## THE REQUEST
Print the records word for word, starting with their first line and ending with the line that contains "- legend-triangle-marker-icon: [709, 145, 719, 153]", which is included.

--- --- ---

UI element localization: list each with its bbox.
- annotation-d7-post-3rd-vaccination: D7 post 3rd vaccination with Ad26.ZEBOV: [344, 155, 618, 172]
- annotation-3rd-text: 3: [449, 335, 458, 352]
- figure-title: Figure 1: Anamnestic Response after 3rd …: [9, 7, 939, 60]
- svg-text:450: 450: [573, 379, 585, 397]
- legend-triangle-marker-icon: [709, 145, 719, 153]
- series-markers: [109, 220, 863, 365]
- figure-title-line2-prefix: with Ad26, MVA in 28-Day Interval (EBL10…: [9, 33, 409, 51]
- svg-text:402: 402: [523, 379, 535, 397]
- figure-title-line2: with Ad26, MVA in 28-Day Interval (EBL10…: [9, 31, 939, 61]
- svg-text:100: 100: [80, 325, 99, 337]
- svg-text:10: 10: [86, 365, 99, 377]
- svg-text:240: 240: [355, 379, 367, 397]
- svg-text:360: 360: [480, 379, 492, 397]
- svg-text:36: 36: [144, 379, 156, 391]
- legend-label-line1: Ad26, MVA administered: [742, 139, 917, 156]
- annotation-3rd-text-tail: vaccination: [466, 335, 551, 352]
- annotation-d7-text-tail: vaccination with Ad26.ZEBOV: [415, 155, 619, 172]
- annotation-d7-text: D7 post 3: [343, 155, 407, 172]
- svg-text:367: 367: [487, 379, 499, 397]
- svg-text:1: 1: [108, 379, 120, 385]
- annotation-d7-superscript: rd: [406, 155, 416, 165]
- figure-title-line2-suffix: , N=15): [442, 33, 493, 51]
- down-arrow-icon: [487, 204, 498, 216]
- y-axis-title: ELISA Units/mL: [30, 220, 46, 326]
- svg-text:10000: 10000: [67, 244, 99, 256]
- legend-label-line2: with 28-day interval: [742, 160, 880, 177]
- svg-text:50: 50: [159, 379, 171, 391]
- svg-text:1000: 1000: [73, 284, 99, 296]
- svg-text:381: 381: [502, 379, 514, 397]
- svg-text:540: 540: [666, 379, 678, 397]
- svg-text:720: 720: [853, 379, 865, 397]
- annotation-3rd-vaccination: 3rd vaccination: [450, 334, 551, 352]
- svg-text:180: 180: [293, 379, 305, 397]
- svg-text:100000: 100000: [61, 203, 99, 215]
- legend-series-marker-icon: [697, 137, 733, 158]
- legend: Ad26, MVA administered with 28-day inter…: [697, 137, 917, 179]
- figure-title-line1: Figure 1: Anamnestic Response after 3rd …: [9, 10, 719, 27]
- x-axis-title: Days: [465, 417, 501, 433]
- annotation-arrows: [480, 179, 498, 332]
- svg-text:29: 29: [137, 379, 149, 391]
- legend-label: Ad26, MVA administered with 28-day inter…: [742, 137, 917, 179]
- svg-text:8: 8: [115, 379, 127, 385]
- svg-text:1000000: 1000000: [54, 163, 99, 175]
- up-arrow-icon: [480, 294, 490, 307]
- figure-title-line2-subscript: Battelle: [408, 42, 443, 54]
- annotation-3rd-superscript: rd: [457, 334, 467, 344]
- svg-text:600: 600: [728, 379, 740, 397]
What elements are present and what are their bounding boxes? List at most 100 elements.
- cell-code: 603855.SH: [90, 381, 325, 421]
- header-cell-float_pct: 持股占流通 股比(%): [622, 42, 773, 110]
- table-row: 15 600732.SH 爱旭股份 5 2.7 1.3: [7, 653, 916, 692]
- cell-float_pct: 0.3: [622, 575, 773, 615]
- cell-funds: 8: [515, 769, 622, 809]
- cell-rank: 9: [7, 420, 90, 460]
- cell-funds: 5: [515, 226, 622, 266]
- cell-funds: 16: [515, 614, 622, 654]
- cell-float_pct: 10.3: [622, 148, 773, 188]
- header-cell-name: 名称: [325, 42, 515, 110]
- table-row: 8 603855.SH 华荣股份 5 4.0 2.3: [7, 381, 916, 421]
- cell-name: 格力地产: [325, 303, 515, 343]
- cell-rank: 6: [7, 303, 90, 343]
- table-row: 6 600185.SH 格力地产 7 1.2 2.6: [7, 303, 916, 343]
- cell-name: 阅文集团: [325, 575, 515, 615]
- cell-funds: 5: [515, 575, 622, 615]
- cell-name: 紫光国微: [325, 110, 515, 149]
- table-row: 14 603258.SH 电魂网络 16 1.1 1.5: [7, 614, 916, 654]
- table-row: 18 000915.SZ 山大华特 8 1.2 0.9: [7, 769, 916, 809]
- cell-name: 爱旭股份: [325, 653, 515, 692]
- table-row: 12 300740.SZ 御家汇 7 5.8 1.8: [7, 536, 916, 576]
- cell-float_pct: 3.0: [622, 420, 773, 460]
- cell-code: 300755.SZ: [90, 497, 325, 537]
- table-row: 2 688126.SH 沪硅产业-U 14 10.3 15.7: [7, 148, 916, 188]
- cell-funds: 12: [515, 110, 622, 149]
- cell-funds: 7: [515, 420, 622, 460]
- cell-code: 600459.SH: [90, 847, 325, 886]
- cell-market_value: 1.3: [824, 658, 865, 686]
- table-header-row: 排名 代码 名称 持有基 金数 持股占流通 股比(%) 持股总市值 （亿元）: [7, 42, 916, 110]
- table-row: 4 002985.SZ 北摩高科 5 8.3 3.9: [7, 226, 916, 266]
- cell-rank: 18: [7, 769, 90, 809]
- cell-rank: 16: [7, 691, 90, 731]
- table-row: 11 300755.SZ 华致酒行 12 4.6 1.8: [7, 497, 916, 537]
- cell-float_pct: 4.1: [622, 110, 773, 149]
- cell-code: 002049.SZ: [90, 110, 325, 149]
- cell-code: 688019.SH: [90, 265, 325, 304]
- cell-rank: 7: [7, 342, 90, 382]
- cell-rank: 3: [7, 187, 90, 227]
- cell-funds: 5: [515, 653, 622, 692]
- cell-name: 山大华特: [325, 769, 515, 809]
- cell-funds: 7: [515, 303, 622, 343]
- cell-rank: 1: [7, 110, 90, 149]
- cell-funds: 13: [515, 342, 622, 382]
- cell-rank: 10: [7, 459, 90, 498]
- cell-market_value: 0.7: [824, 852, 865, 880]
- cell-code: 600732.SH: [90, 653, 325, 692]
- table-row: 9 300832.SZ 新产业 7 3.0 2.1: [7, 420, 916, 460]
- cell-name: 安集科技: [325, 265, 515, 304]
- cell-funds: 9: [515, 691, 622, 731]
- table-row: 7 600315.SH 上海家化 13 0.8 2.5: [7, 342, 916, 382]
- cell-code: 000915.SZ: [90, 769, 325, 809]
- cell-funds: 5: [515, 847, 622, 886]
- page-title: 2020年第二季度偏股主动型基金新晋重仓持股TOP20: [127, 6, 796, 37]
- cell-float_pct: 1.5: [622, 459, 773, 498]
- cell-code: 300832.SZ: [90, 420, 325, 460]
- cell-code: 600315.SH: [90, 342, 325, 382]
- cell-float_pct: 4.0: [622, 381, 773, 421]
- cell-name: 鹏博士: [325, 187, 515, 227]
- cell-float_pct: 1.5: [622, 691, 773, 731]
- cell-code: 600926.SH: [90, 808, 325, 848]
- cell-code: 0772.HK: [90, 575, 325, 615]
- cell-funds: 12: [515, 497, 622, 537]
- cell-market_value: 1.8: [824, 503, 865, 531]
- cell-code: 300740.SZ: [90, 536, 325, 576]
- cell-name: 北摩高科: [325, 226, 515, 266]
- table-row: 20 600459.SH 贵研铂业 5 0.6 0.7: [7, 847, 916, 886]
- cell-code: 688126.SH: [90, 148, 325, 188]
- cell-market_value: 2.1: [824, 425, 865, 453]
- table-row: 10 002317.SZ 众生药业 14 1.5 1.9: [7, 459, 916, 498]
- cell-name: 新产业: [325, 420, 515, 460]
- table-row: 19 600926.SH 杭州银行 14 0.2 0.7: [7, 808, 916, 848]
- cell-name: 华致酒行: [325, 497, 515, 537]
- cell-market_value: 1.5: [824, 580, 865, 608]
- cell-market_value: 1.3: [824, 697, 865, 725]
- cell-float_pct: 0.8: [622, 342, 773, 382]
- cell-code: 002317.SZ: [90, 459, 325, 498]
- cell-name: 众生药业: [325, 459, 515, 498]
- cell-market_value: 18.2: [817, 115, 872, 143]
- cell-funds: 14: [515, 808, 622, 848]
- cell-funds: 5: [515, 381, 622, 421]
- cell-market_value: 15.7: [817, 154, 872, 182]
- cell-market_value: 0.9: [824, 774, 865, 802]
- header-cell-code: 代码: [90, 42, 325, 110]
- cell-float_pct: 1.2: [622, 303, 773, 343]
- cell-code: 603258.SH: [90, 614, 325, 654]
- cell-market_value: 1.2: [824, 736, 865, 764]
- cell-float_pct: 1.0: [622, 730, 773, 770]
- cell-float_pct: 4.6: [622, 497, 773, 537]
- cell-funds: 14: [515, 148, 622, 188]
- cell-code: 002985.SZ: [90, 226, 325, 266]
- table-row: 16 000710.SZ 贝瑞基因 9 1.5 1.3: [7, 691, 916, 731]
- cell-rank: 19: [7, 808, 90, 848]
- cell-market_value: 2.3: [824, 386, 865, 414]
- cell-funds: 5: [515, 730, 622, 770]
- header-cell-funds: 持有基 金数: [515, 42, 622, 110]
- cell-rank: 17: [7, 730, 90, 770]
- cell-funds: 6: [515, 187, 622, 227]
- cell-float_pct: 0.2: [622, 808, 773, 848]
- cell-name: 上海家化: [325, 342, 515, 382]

--- --- ---

## THE REPLY
UI element localization: list each with its bbox.
- annotation-d7-post-3rd-vaccination: D7 post 3rd vaccination with Ad26.ZEBOV: [344, 155, 618, 172]
- annotation-3rd-text: 3: [449, 335, 458, 352]
- figure-title: Figure 1: Anamnestic Response after 3rd …: [9, 7, 939, 60]
- svg-text:450: 450: [573, 379, 585, 397]
- legend-triangle-marker-icon: [709, 145, 719, 153]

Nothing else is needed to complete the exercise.